— START DATASET EXTRACT —

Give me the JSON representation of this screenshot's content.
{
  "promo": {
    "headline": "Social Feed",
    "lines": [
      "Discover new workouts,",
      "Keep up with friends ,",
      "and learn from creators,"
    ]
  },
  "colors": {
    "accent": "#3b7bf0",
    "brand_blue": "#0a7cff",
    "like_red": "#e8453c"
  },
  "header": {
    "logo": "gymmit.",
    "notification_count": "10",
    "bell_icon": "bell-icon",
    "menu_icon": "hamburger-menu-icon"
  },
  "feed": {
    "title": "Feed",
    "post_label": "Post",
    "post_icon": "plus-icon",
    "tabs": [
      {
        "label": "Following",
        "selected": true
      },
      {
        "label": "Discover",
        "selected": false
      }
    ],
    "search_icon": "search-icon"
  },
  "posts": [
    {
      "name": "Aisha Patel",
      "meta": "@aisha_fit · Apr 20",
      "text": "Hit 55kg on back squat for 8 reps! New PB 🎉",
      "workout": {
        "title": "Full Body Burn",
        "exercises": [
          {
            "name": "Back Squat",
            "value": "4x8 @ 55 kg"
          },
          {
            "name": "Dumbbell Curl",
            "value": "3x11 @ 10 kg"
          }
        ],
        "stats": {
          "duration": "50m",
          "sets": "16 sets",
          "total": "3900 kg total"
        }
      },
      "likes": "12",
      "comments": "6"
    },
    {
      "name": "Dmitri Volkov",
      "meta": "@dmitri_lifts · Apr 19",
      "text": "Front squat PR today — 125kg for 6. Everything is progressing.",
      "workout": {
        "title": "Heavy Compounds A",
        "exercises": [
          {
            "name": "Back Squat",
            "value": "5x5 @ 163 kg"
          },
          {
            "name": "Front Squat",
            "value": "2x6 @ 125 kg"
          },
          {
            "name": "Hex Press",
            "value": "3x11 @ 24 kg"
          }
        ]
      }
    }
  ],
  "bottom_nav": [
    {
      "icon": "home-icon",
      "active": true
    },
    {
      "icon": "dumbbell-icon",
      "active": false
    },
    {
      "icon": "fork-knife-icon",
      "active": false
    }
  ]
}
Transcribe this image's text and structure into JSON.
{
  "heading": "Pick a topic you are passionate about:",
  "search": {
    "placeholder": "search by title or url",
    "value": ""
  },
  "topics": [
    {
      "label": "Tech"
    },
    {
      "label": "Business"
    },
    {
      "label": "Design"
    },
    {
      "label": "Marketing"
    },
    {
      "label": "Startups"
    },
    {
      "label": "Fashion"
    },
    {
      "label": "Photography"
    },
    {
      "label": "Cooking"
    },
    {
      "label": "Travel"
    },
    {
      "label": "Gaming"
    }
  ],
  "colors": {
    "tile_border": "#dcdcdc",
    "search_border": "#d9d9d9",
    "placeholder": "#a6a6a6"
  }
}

— END DATASET EXTRACT —

__REQUIREMENTS__
Repeat the lines above exactly.

__ANSWER FOR THE TASK__
Give me the JSON representation of this screenshot's content.
{
  "promo": {
    "headline": "Social Feed",
    "lines": [
      "Discover new workouts,",
      "Keep up with friends ,",
      "and learn from creators,"
    ]
  },
  "colors": {
    "accent": "#3b7bf0",
    "brand_blue": "#0a7cff",
    "like_red": "#e8453c"
  },
  "header": {
    "logo": "gymmit.",
    "notification_count": "10",
    "bell_icon": "bell-icon",
    "menu_icon": "hamburger-menu-icon"
  },
  "feed": {
    "title": "Feed",
    "post_label": "Post",
    "post_icon": "plus-icon",
    "tabs": [
      {
        "label": "Following",
        "selected": true
      },
      {
        "label": "Discover",
        "selected": false
      }
    ],
    "search_icon": "search-icon"
  },
  "posts": [
    {
      "name": "Aisha Patel",
      "meta": "@aisha_fit · Apr 20",
      "text": "Hit 55kg on back squat for 8 reps! New PB 🎉",
      "workout": {
        "title": "Full Body Burn",
        "exercises": [
          {
            "name": "Back Squat",
            "value": "4x8 @ 55 kg"
          },
          {
            "name": "Dumbbell Curl",
            "value": "3x11 @ 10 kg"
          }
        ],
        "stats": {
          "duration": "50m",
          "sets": "16 sets",
          "total": "3900 kg total"
        }
      },
      "likes": "12",
      "comments": "6"
    },
    {
      "name": "Dmitri Volkov",
      "meta": "@dmitri_lifts · Apr 19",
      "text": "Front squat PR today — 125kg for 6. Everything is progressing.",
      "workout": {
        "title": "Heavy Compounds A",
        "exercises": [
          {
            "name": "Back Squat",
            "value": "5x5 @ 163 kg"
          },
          {
            "name": "Front Squat",
            "value": "2x6 @ 125 kg"
          },
          {
            "name": "Hex Press",
            "value": "3x11 @ 24 kg"
          }
        ]
      }
    }
  ],
  "bottom_nav": [
    {
      "icon": "home-icon",
      "active": true
    },
    {
      "icon": "dumbbell-icon",
      "active": false
    },
    {
      "icon": "fork-knife-icon",
      "active": false
    }
  ]
}
Transcribe this image's text and structure into JSON.
{
  "heading": "Pick a topic you are passionate about:",
  "search": {
    "placeholder": "search by title or url",
    "value": ""
  },
  "topics": [
    {
      "label": "Tech"
    },
    {
      "label": "Business"
    },
    {
      "label": "Design"
    },
    {
      "label": "Marketing"
    },
    {
      "label": "Startups"
    },
    {
      "label": "Fashion"
    },
    {
      "label": "Photography"
    },
    {
      "label": "Cooking"
    },
    {
      "label": "Travel"
    },
    {
      "label": "Gaming"
    }
  ],
  "colors": {
    "tile_border": "#dcdcdc",
    "search_border": "#d9d9d9",
    "placeholder": "#a6a6a6"
  }
}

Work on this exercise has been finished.